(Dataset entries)

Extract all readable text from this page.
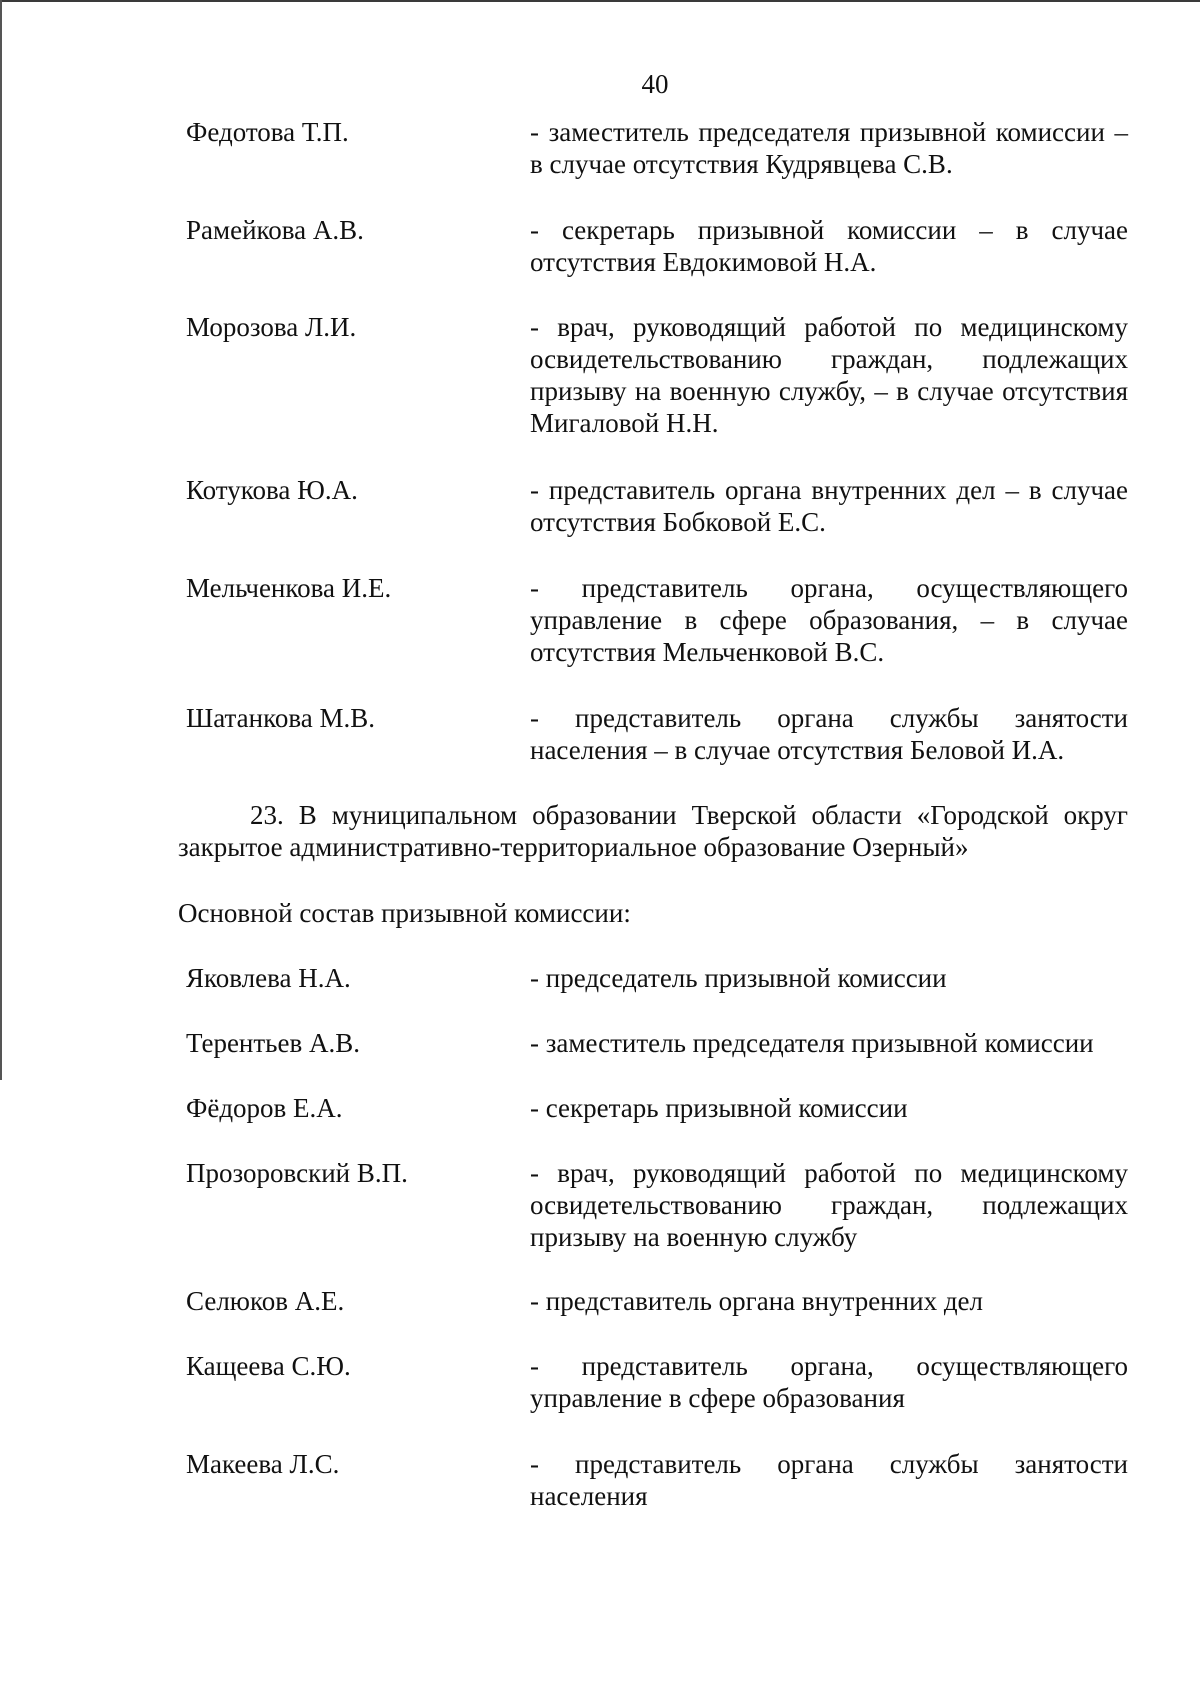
40
Федотова Т.П.	- заместитель председателя призывной комиссии – в случае отсутствия Кудрявцева С.В.
Рамейкова А.В.	- секретарь призывной комиссии – в случае отсутствия Евдокимовой Н.А.
Морозова Л.И.	- врач, руководящий работой по медицинскому освидетельствованию граждан, подлежащих призыву на военную службу, – в случае отсутствия Мигаловой Н.Н.
Котукова Ю.А.	- представитель органа внутренних дел – в случае отсутствия Бобковой Е.С.
Мельченкова И.Е.	- представитель органа, осуществляющего управление в сфере образования, – в случае отсутствия Мельченковой В.С.
Шатанкова М.В.	- представитель органа службы занятости населения – в случае отсутствия Беловой И.А.
23. В муниципальном образовании Тверской области «Городской округ закрытое административно-территориальное образование Озерный»
Основной состав призывной комиссии:
Яковлева Н.А.	- председатель призывной комиссии
Терентьев А.В.	- заместитель председателя призывной комиссии
Фёдоров Е.А.	- секретарь призывной комиссии
Прозоровский В.П.	- врач, руководящий работой по медицинскому освидетельствованию граждан, подлежащих призыву на военную службу
Селюков А.Е.	- представитель органа внутренних дел
Кащеева С.Ю.	- представитель органа, осуществляющего управление в сфере образования
Макеева Л.С.	- представитель органа службы занятости населения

= Your instructions =
Select every line in the material above where the string "председателя" occurs, and copy it.

= Answer in full =
Федотова Т.П.	- заместитель председателя призывной комиссии – в случае отсутствия Кудрявцева С.В.
Терентьев А.В.	- заместитель председателя призывной комиссии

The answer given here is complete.